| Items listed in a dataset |
--*--

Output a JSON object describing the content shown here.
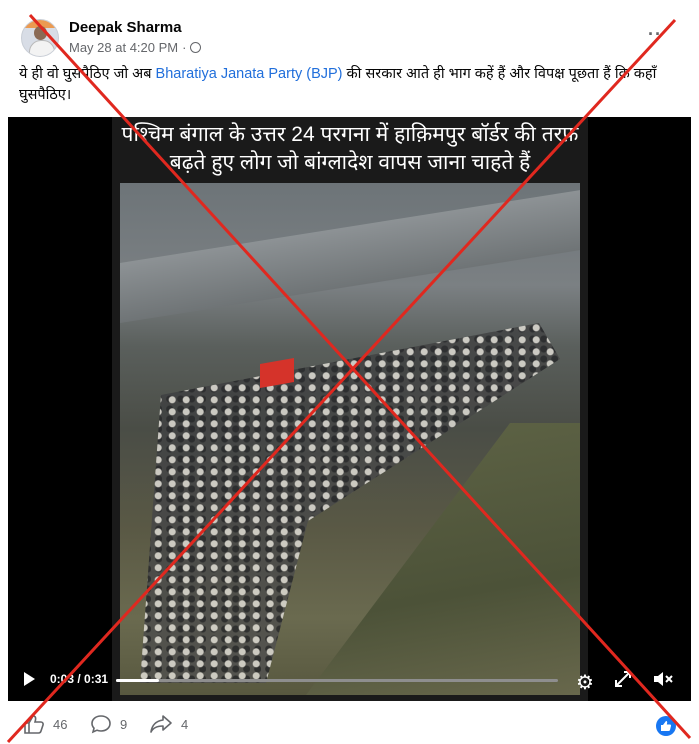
{
  "post": {
    "author": "Deepak Sharma",
    "timestamp": "May 28 at 4:20 PM",
    "separator": "·",
    "audience_icon": "globe-icon",
    "more_icon": "more-options-icon",
    "more_label": "··",
    "text_before": "ये ही वो घुसपैठिए जो अब ",
    "text_link": "Bharatiya Janata Party (BJP)",
    "text_after": " की सरकार आते ही भाग कहें हैं और विपक्ष पूछता हैं कि कहाँ घुसपैठिए।"
  },
  "video": {
    "caption": "पश्चिम बंगाल के उत्तर 24 परगना में हाक़िमपुर बॉर्डर की तरफ़ बढ़ते हुए लोग जो बांग्लादेश वापस जाना चाहते हैं",
    "time": "0:03 / 0:31",
    "progress": 0.097,
    "play_icon": "play-icon",
    "settings_icon": "gear-icon",
    "fullscreen_icon": "fullscreen-icon",
    "mute_icon": "mute-icon"
  },
  "reactions": {
    "likes": "46",
    "comments": "9",
    "shares": "4"
  },
  "overlay": {
    "x_color": "#e0281f"
  }
}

--*--

| Exercise details |
Collect each line above holding the string "icon".

| Exercise output |
    "audience_icon": "globe-icon",
    "more_icon": "more-options-icon",
    "play_icon": "play-icon",
    "settings_icon": "gear-icon",
    "fullscreen_icon": "fullscreen-icon",
    "mute_icon": "mute-icon"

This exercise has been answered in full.